TASK
Reproduce everything from the line containing "nav-links: Home ABOUT" down to the line containing "page: web world", both included, without any changes.

>>

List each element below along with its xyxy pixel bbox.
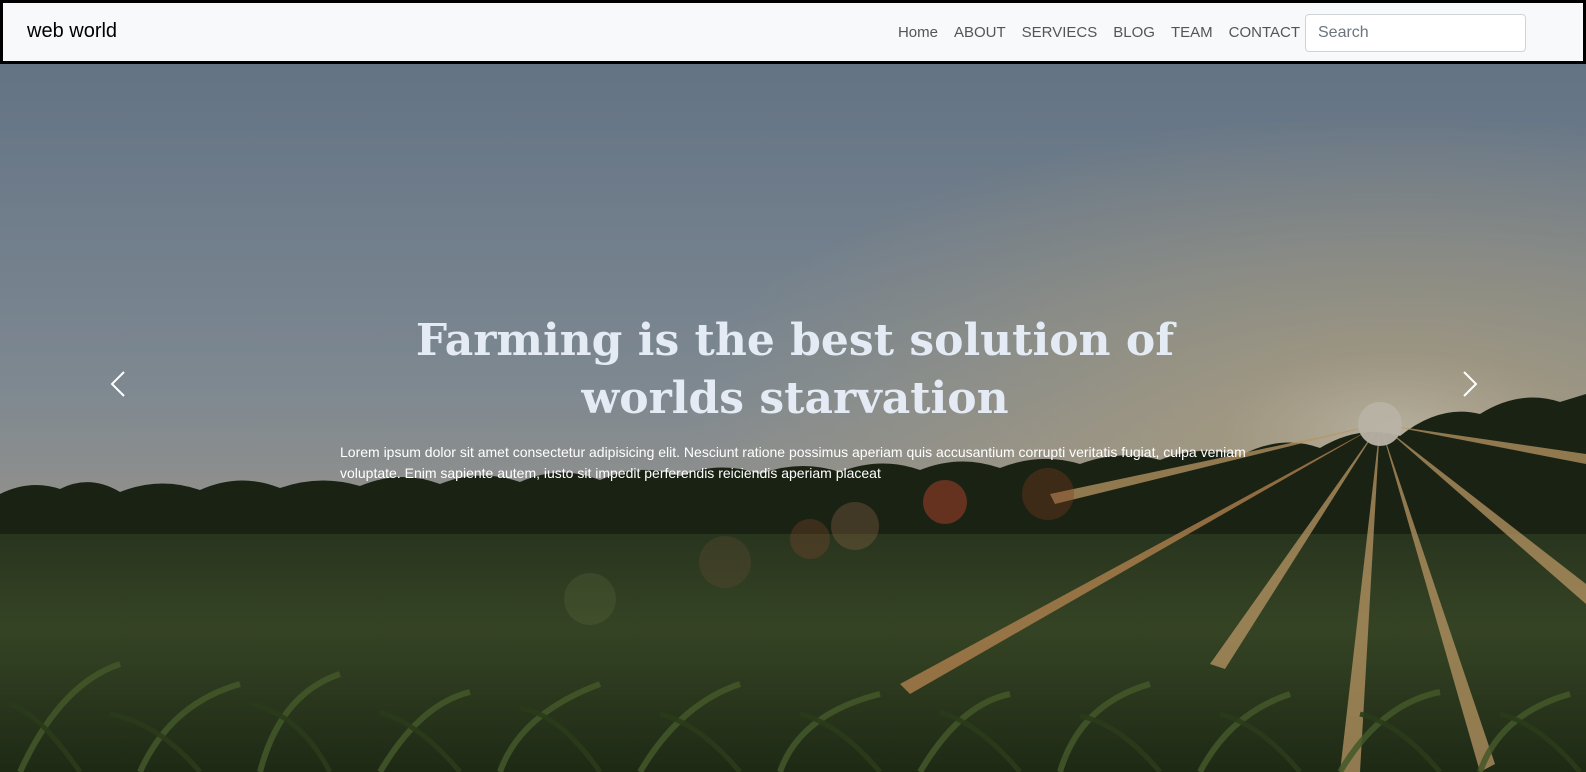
nav-links: Home ABOUT SERVIECS BLOG TEAM CONTACT: [898, 24, 1300, 41]
carousel-caption: Farming is the best solution of worlds s…: [340, 312, 1250, 484]
nav-link-services[interactable]: SERVIECS: [1022, 24, 1098, 41]
nav-link-home[interactable]: Home: [898, 24, 938, 41]
navbar: web world Home ABOUT SERVIECS BLOG TEAM …: [0, 0, 1586, 64]
chevron-left-icon: [110, 371, 125, 397]
carousel-prev-button[interactable]: [100, 364, 140, 404]
search-input[interactable]: [1305, 14, 1526, 52]
hero-description: Lorem ipsum dolor sit amet consectetur a…: [340, 444, 1246, 481]
nav-link-team[interactable]: TEAM: [1171, 24, 1213, 41]
page: web world Home ABOUT SERVIECS BLOG TEAM …: [0, 0, 1586, 772]
carousel-next-button[interactable]: [1448, 364, 1488, 404]
hero-carousel: Farming is the best solution of worlds s…: [0, 64, 1586, 772]
nav-link-contact[interactable]: CONTACT: [1229, 24, 1300, 41]
chevron-right-icon: [1463, 371, 1478, 397]
brand-logo[interactable]: web world: [27, 20, 117, 43]
hero-title: Farming is the best solution of worlds s…: [415, 315, 1175, 424]
nav-link-blog[interactable]: BLOG: [1113, 24, 1155, 41]
nav-link-about[interactable]: ABOUT: [954, 24, 1006, 41]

<<

CORRECT ANSWER
nav-links: Home ABOUT SERVIECS BLOG TEAM CONTACT: [898, 24, 1300, 41]
carousel-caption: Farming is the best solution of worlds s…: [340, 312, 1250, 484]
nav-link-services[interactable]: SERVIECS: [1022, 24, 1098, 41]
nav-link-home[interactable]: Home: [898, 24, 938, 41]
navbar: web world Home ABOUT SERVIECS BLOG TEAM …: [0, 0, 1586, 64]
chevron-left-icon: [110, 371, 125, 397]
carousel-prev-button[interactable]: [100, 364, 140, 404]
search-input[interactable]: [1305, 14, 1526, 52]
hero-description: Lorem ipsum dolor sit amet consectetur a…: [340, 444, 1246, 481]
nav-link-team[interactable]: TEAM: [1171, 24, 1213, 41]
page: web world Home ABOUT SERVIECS BLOG TEAM …: [0, 0, 1586, 772]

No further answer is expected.